DIRECTION: Starting at the line with "For every button, label, input, icon, or" and ending with the line with "493, 453, 519]", lay out the entries as a numbered list, including both of those lines and skipping any blank lines. Leave the pictures out of the list.

SUPPLIED RECORDS:
..............................
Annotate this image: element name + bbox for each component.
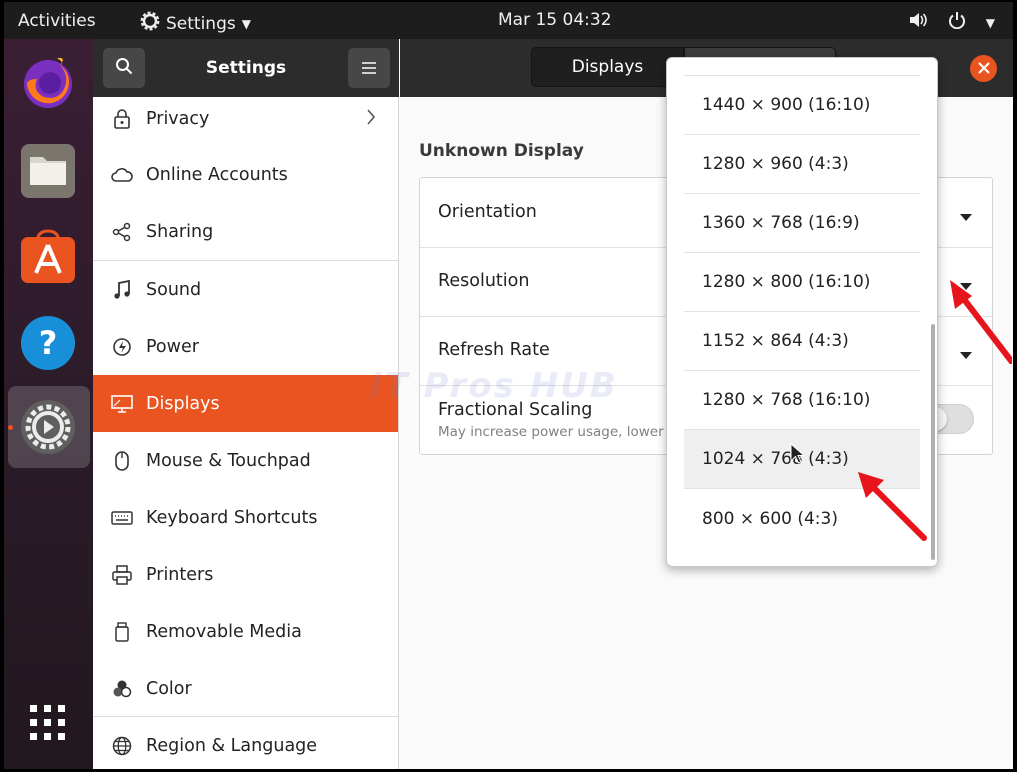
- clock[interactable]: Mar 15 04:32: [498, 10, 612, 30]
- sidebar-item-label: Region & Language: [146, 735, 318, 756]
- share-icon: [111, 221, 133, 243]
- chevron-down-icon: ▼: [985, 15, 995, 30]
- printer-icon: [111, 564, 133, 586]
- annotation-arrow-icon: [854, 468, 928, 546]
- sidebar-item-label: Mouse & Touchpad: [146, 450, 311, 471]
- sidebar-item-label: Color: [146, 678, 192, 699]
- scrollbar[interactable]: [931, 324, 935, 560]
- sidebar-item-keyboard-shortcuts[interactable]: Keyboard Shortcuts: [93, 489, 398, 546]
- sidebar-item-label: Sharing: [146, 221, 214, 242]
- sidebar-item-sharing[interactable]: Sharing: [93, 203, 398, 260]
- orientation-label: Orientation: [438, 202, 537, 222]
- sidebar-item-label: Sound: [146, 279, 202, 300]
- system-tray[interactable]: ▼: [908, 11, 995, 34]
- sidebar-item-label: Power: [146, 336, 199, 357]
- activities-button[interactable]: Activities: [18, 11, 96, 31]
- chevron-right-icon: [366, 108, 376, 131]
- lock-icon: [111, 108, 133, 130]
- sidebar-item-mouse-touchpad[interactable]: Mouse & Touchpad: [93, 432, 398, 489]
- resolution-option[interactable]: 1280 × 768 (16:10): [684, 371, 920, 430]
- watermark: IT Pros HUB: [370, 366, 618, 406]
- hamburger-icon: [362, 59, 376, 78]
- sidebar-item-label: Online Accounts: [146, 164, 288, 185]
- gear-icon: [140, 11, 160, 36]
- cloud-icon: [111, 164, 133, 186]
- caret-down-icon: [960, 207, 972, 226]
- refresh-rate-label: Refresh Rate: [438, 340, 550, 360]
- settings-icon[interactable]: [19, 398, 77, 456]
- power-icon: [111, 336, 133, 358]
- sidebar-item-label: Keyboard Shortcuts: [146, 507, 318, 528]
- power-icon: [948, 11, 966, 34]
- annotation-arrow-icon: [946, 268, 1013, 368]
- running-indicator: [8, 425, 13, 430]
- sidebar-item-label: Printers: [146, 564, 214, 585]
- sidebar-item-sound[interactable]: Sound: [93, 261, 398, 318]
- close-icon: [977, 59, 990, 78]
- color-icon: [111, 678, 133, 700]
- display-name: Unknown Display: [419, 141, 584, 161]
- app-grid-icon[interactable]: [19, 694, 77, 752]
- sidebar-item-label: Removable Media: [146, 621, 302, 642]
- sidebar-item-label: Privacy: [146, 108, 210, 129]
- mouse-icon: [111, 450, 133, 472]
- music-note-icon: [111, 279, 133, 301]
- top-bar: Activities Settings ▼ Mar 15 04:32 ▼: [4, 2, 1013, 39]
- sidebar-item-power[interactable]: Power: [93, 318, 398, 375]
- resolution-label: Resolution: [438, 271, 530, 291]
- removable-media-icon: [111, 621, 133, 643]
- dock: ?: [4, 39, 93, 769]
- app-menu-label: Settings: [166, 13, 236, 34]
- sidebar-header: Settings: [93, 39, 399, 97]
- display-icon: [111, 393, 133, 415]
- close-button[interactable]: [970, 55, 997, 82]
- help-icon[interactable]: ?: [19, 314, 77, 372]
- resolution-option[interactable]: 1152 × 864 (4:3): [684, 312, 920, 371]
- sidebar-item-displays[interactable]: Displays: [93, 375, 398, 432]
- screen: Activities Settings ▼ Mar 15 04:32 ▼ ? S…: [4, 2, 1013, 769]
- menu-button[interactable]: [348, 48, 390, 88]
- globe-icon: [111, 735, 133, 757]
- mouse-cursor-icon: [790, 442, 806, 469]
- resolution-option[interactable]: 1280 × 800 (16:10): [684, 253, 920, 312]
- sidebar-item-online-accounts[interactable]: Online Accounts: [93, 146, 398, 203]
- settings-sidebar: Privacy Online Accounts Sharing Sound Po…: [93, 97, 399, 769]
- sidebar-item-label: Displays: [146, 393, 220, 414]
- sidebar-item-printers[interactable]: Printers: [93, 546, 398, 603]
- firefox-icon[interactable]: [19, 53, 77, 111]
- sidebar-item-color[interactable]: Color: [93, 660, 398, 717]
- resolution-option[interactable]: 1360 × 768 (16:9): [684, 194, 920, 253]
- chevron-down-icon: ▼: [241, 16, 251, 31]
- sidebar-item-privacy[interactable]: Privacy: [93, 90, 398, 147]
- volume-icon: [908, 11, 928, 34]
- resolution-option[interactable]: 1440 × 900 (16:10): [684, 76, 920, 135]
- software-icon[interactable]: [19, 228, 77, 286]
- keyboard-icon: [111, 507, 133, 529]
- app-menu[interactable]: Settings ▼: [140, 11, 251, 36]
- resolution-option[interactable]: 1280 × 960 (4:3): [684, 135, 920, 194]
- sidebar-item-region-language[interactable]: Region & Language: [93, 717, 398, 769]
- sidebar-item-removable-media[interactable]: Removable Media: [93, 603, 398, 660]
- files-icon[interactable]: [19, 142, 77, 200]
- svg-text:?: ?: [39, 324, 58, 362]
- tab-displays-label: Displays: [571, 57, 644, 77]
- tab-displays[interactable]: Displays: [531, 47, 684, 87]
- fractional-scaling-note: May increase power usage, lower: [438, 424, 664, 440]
..............................
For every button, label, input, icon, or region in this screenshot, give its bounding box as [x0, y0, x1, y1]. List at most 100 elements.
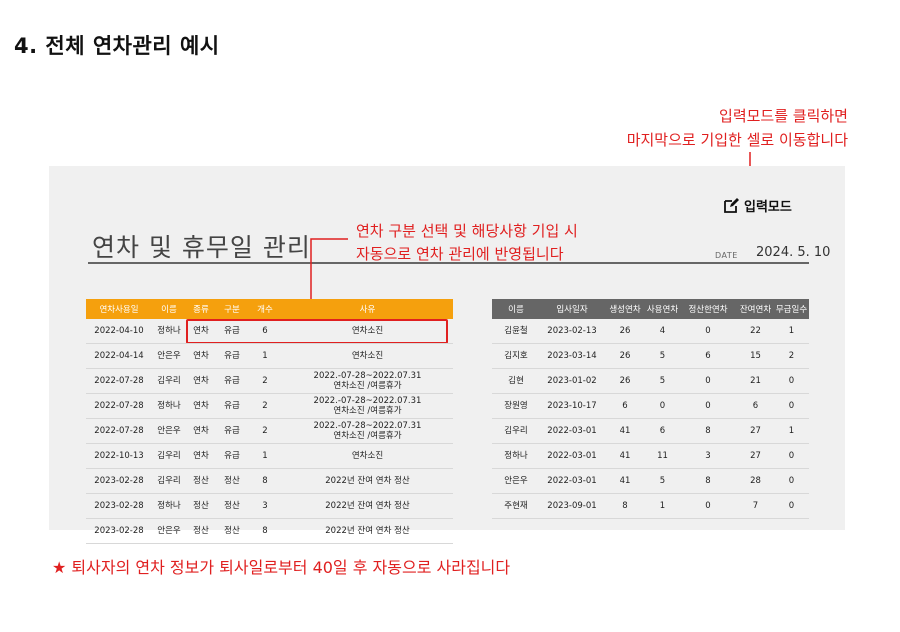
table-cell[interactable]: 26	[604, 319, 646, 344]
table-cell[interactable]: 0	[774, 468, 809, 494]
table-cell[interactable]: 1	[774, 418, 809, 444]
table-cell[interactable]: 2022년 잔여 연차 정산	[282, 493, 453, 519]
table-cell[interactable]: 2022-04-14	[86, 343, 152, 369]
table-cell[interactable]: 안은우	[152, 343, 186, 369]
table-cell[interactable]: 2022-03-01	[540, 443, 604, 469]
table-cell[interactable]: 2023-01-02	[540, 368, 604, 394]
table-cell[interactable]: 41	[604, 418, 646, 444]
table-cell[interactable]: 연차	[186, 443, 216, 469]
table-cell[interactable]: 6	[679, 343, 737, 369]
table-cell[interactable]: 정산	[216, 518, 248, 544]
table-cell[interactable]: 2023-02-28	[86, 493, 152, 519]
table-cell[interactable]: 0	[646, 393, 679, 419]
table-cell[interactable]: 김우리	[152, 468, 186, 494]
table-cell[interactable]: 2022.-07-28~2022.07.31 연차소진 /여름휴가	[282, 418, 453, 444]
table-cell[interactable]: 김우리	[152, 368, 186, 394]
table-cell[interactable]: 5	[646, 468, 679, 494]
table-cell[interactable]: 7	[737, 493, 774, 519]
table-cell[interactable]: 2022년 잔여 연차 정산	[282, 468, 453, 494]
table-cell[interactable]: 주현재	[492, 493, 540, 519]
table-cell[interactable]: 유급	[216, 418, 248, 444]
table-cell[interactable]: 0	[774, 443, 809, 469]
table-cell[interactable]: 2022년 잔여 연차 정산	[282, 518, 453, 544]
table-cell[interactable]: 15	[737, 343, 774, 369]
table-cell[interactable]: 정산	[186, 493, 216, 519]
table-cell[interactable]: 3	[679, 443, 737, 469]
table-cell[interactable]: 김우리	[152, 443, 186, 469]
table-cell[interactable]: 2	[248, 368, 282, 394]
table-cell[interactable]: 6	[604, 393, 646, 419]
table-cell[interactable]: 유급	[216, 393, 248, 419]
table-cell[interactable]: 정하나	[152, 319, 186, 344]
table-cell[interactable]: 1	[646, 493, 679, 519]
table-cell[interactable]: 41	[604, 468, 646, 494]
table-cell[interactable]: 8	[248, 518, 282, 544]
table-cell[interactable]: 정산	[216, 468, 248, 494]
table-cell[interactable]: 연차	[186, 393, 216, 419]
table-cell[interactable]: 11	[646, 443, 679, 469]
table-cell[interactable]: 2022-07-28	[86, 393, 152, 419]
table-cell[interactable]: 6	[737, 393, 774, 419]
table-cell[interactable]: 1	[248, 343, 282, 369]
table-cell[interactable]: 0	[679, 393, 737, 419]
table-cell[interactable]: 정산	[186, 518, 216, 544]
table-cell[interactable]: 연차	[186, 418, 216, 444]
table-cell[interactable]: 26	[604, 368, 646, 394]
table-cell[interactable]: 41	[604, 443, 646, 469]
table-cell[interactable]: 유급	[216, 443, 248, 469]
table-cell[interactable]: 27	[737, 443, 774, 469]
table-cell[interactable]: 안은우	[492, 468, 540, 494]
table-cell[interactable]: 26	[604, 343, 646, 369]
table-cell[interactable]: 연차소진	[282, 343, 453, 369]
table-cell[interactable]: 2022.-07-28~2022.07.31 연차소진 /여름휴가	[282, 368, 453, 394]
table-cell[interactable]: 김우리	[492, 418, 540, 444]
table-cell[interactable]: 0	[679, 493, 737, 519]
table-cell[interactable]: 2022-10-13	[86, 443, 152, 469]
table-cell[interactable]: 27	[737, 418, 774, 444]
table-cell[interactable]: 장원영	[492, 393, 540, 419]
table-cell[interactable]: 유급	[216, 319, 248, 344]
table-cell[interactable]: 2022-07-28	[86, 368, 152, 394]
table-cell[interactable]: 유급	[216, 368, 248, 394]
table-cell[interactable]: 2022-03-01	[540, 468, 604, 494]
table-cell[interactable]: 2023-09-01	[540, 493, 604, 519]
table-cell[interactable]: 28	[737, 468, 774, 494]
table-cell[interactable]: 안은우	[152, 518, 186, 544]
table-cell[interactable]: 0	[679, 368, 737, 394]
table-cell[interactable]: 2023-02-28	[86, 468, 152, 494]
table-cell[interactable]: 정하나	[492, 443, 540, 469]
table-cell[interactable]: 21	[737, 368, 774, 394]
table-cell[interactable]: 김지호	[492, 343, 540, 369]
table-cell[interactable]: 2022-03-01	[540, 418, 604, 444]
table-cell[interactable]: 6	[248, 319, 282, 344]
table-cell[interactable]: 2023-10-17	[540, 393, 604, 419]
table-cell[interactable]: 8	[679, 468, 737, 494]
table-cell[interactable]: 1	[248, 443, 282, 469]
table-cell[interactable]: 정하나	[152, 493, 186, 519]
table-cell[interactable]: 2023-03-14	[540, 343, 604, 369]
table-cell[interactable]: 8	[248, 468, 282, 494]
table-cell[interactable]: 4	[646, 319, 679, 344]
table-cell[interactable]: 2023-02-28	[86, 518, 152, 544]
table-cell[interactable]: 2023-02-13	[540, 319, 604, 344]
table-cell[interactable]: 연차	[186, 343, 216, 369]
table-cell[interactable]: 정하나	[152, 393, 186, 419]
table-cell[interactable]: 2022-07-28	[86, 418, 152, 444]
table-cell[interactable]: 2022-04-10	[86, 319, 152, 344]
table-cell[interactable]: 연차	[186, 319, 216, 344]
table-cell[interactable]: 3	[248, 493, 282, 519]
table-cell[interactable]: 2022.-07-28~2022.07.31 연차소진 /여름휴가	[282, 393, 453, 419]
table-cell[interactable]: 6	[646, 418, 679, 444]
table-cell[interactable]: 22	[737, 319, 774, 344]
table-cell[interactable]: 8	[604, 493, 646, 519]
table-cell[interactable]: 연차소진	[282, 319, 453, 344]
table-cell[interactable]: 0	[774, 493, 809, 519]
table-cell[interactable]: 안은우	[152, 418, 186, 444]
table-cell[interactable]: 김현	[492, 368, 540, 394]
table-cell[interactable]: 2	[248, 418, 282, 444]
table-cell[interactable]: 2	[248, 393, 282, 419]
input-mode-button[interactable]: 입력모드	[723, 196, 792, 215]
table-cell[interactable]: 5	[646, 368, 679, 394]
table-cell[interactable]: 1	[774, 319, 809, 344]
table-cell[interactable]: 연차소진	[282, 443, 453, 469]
..............................
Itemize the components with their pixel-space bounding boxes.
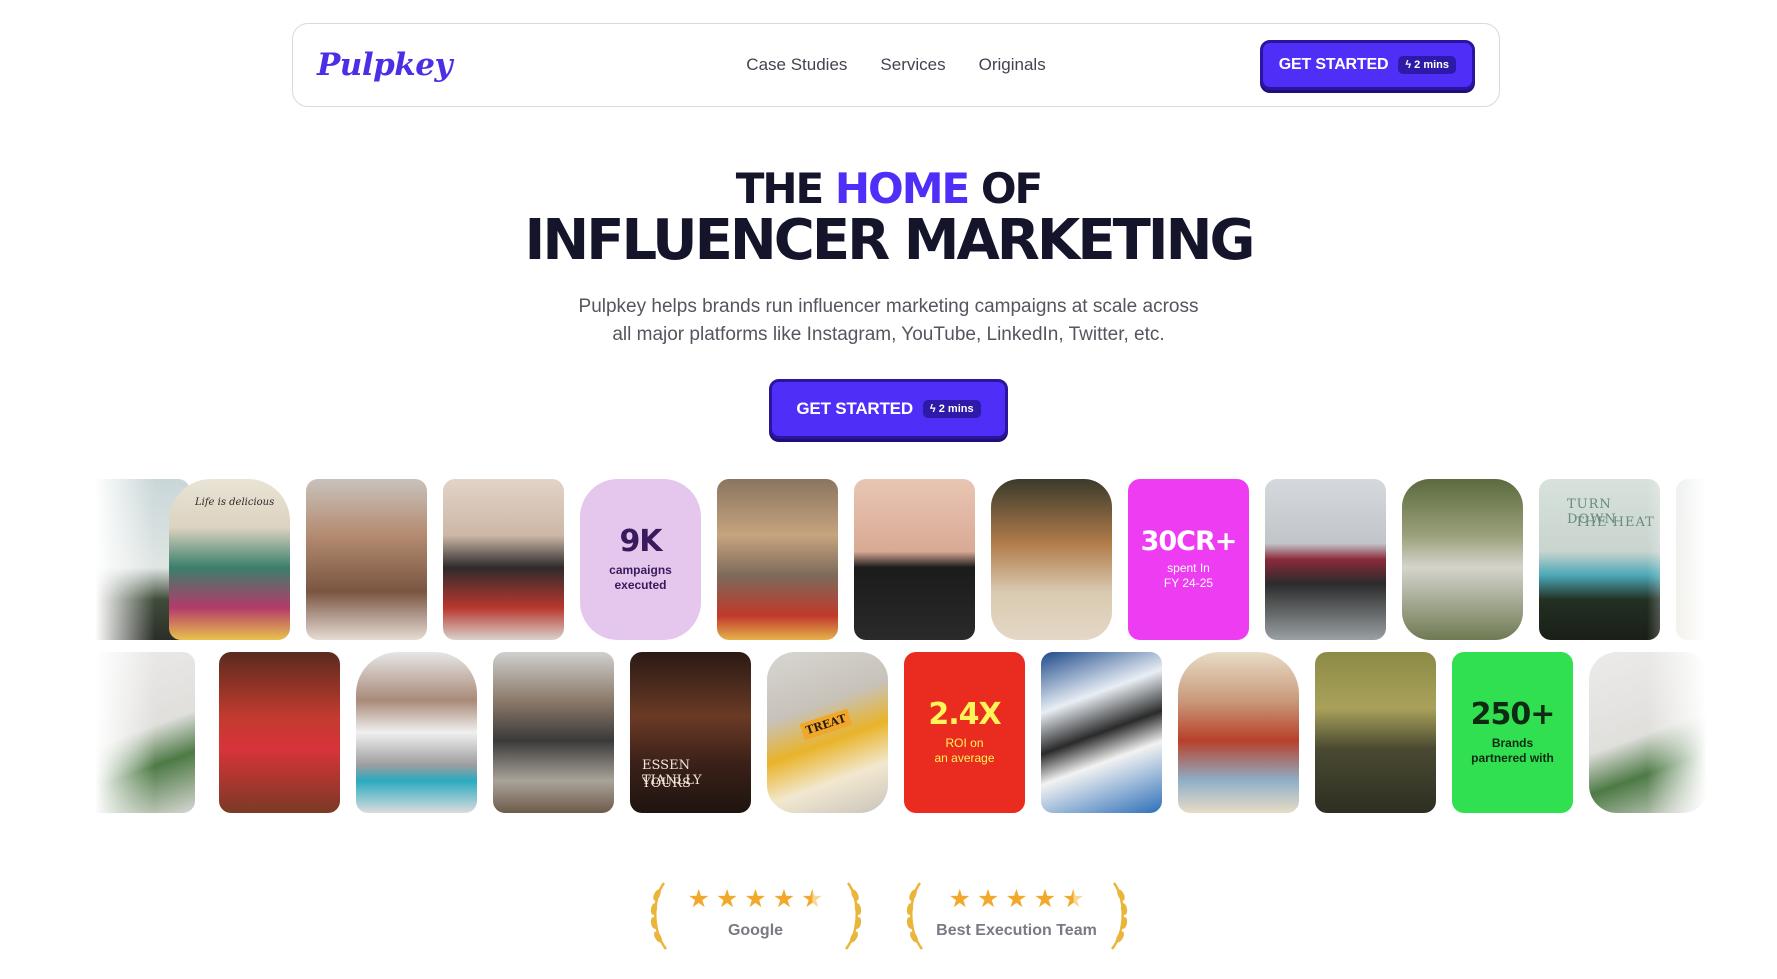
..............................
WRITTEN RESPONSE:
1. For every button, label, input, icon, or region in this screenshot, give its bounding box as [x0, y0, x1, y1]. List at most 100 elements.
2. table-cell[interactable]: 26	[604, 319, 646, 344]
3. table-cell[interactable]: 0	[774, 468, 809, 494]
4. table-cell[interactable]: 1	[774, 418, 809, 444]
5. table-cell[interactable]: 2022년 잔여 연차 정산	[282, 493, 453, 519]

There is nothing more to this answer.